*EXERCISE*. Make an exact copy of the lines, leaving the pictures out.

[Start]

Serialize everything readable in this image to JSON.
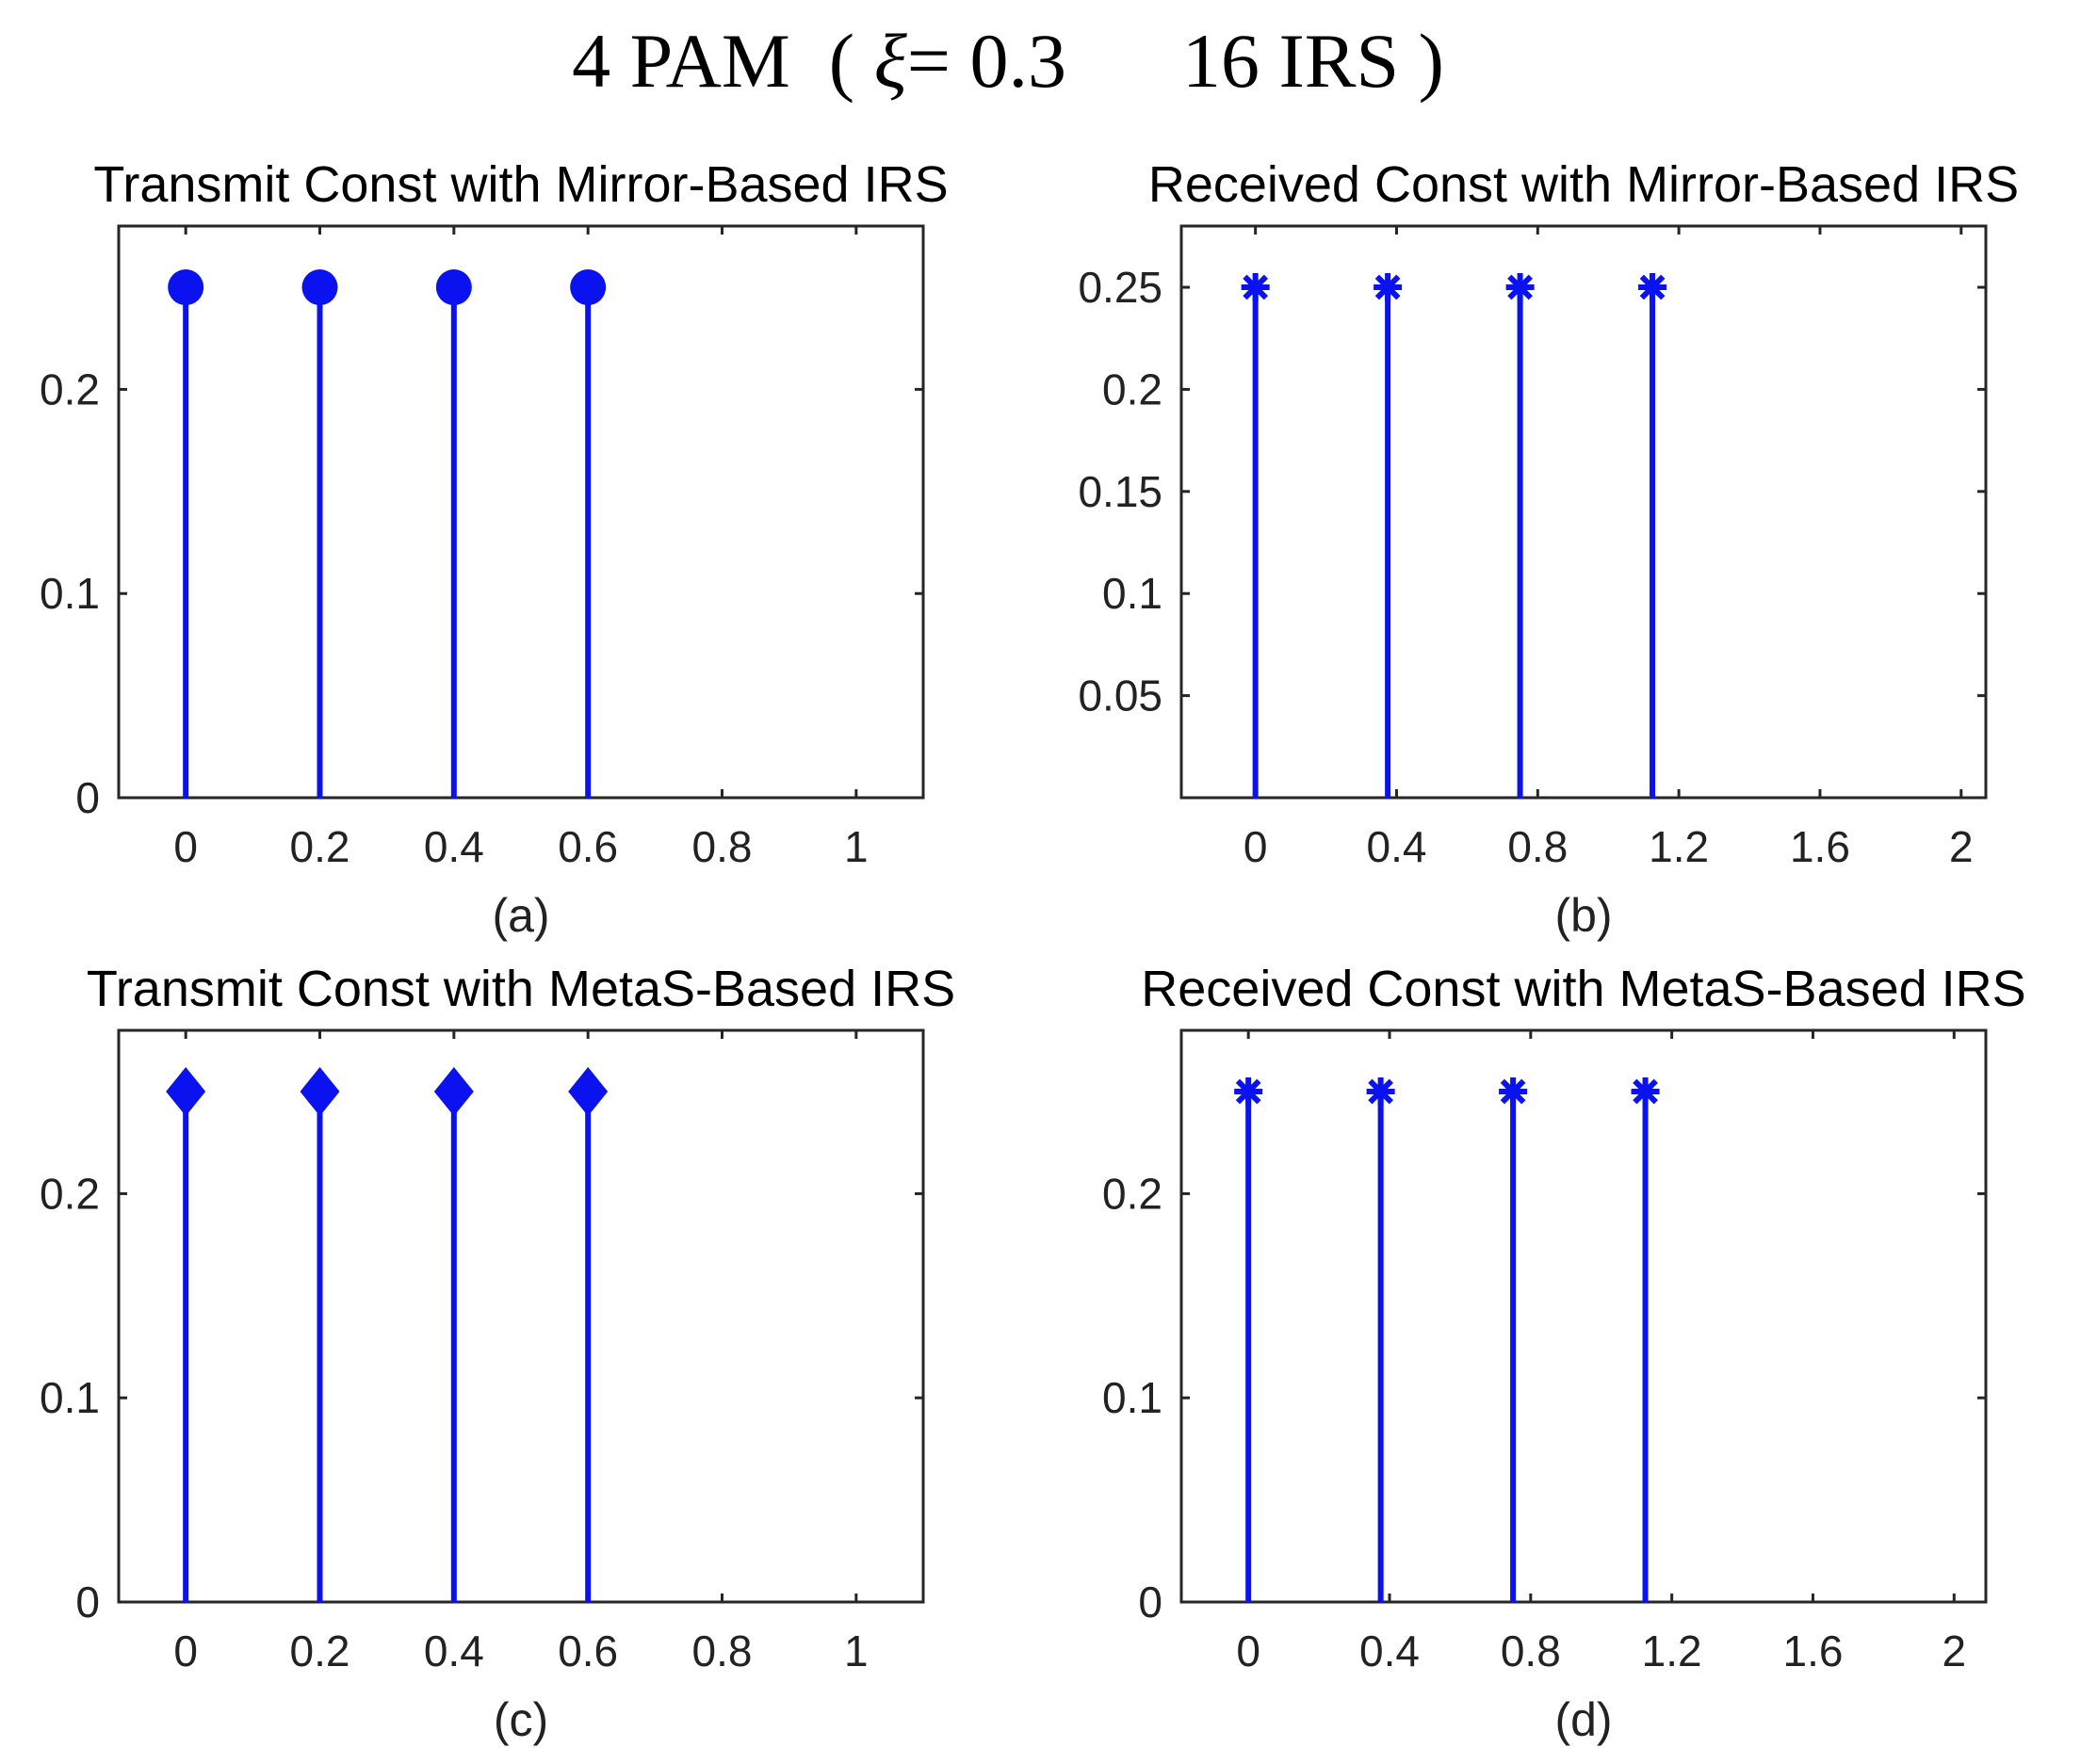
{
  "figure": {
    "title_prefix": "4 PAM  ( ",
    "title_symbol": "ξ",
    "title_suffix": "= 0.3      16 IRS )"
  },
  "colors": {
    "stem": "#0a12f0",
    "axis": "#262626",
    "text": "#222222"
  },
  "chart_data": [
    {
      "id": "a",
      "type": "stem",
      "title": "Transmit Const with Mirror-Based IRS",
      "caption": "(a)",
      "marker": "circle",
      "x": [
        0,
        0.2,
        0.4,
        0.6
      ],
      "y": [
        0.25,
        0.25,
        0.25,
        0.25
      ],
      "xlim": [
        -0.1,
        1.1
      ],
      "ylim": [
        0,
        0.28
      ],
      "xticks": [
        0,
        0.2,
        0.4,
        0.6,
        0.8,
        1
      ],
      "xticklabels": [
        "0",
        "0.2",
        "0.4",
        "0.6",
        "0.8",
        "1"
      ],
      "yticks": [
        0,
        0.1,
        0.2
      ],
      "yticklabels": [
        "0",
        "0.1",
        "0.2"
      ]
    },
    {
      "id": "b",
      "type": "stem",
      "title": "Received Const with Mirror-Based IRS",
      "caption": "(b)",
      "marker": "asterisk",
      "x": [
        0,
        0.375,
        0.75,
        1.125
      ],
      "y": [
        0.25,
        0.25,
        0.25,
        0.25
      ],
      "xlim": [
        -0.21,
        2.07
      ],
      "ylim": [
        0,
        0.28
      ],
      "xticks": [
        0,
        0.4,
        0.8,
        1.2,
        1.6,
        2
      ],
      "xticklabels": [
        "0",
        "0.4",
        "0.8",
        "1.2",
        "1.6",
        "2"
      ],
      "yticks": [
        0.05,
        0.1,
        0.15,
        0.2,
        0.25
      ],
      "yticklabels": [
        "0.05",
        "0.1",
        "0.15",
        "0.2",
        "0.25"
      ]
    },
    {
      "id": "c",
      "type": "stem",
      "title": "Transmit Const with MetaS-Based IRS",
      "caption": "(c)",
      "marker": "diamond",
      "x": [
        0,
        0.2,
        0.4,
        0.6
      ],
      "y": [
        0.25,
        0.25,
        0.25,
        0.25
      ],
      "xlim": [
        -0.1,
        1.1
      ],
      "ylim": [
        0,
        0.28
      ],
      "xticks": [
        0,
        0.2,
        0.4,
        0.6,
        0.8,
        1
      ],
      "xticklabels": [
        "0",
        "0.2",
        "0.4",
        "0.6",
        "0.8",
        "1"
      ],
      "yticks": [
        0,
        0.1,
        0.2
      ],
      "yticklabels": [
        "0",
        "0.1",
        "0.2"
      ]
    },
    {
      "id": "d",
      "type": "stem",
      "title": "Received Const with MetaS-Based IRS",
      "caption": "(d)",
      "marker": "asterisk",
      "x": [
        0,
        0.375,
        0.75,
        1.125
      ],
      "y": [
        0.25,
        0.25,
        0.25,
        0.25
      ],
      "xlim": [
        -0.19,
        2.09
      ],
      "ylim": [
        0,
        0.28
      ],
      "xticks": [
        0,
        0.4,
        0.8,
        1.2,
        1.6,
        2
      ],
      "xticklabels": [
        "0",
        "0.4",
        "0.8",
        "1.2",
        "1.6",
        "2"
      ],
      "yticks": [
        0,
        0.1,
        0.2
      ],
      "yticklabels": [
        "0",
        "0.1",
        "0.2"
      ]
    }
  ]
}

[End]

*SOLUTION*.
Serialize everything readable in this image to JSON.
{
  "figure": {
    "title_prefix": "4 PAM  ( ",
    "title_symbol": "ξ",
    "title_suffix": "= 0.3      16 IRS )"
  },
  "colors": {
    "stem": "#0a12f0",
    "axis": "#262626",
    "text": "#222222"
  },
  "chart_data": [
    {
      "id": "a",
      "type": "stem",
      "title": "Transmit Const with Mirror-Based IRS",
      "caption": "(a)",
      "marker": "circle",
      "x": [
        0,
        0.2,
        0.4,
        0.6
      ],
      "y": [
        0.25,
        0.25,
        0.25,
        0.25
      ],
      "xlim": [
        -0.1,
        1.1
      ],
      "ylim": [
        0,
        0.28
      ],
      "xticks": [
        0,
        0.2,
        0.4,
        0.6,
        0.8,
        1
      ],
      "xticklabels": [
        "0",
        "0.2",
        "0.4",
        "0.6",
        "0.8",
        "1"
      ],
      "yticks": [
        0,
        0.1,
        0.2
      ],
      "yticklabels": [
        "0",
        "0.1",
        "0.2"
      ]
    },
    {
      "id": "b",
      "type": "stem",
      "title": "Received Const with Mirror-Based IRS",
      "caption": "(b)",
      "marker": "asterisk",
      "x": [
        0,
        0.375,
        0.75,
        1.125
      ],
      "y": [
        0.25,
        0.25,
        0.25,
        0.25
      ],
      "xlim": [
        -0.21,
        2.07
      ],
      "ylim": [
        0,
        0.28
      ],
      "xticks": [
        0,
        0.4,
        0.8,
        1.2,
        1.6,
        2
      ],
      "xticklabels": [
        "0",
        "0.4",
        "0.8",
        "1.2",
        "1.6",
        "2"
      ],
      "yticks": [
        0.05,
        0.1,
        0.15,
        0.2,
        0.25
      ],
      "yticklabels": [
        "0.05",
        "0.1",
        "0.15",
        "0.2",
        "0.25"
      ]
    },
    {
      "id": "c",
      "type": "stem",
      "title": "Transmit Const with MetaS-Based IRS",
      "caption": "(c)",
      "marker": "diamond",
      "x": [
        0,
        0.2,
        0.4,
        0.6
      ],
      "y": [
        0.25,
        0.25,
        0.25,
        0.25
      ],
      "xlim": [
        -0.1,
        1.1
      ],
      "ylim": [
        0,
        0.28
      ],
      "xticks": [
        0,
        0.2,
        0.4,
        0.6,
        0.8,
        1
      ],
      "xticklabels": [
        "0",
        "0.2",
        "0.4",
        "0.6",
        "0.8",
        "1"
      ],
      "yticks": [
        0,
        0.1,
        0.2
      ],
      "yticklabels": [
        "0",
        "0.1",
        "0.2"
      ]
    },
    {
      "id": "d",
      "type": "stem",
      "title": "Received Const with MetaS-Based IRS",
      "caption": "(d)",
      "marker": "asterisk",
      "x": [
        0,
        0.375,
        0.75,
        1.125
      ],
      "y": [
        0.25,
        0.25,
        0.25,
        0.25
      ],
      "xlim": [
        -0.19,
        2.09
      ],
      "ylim": [
        0,
        0.28
      ],
      "xticks": [
        0,
        0.4,
        0.8,
        1.2,
        1.6,
        2
      ],
      "xticklabels": [
        "0",
        "0.4",
        "0.8",
        "1.2",
        "1.6",
        "2"
      ],
      "yticks": [
        0,
        0.1,
        0.2
      ],
      "yticklabels": [
        "0",
        "0.1",
        "0.2"
      ]
    }
  ]
}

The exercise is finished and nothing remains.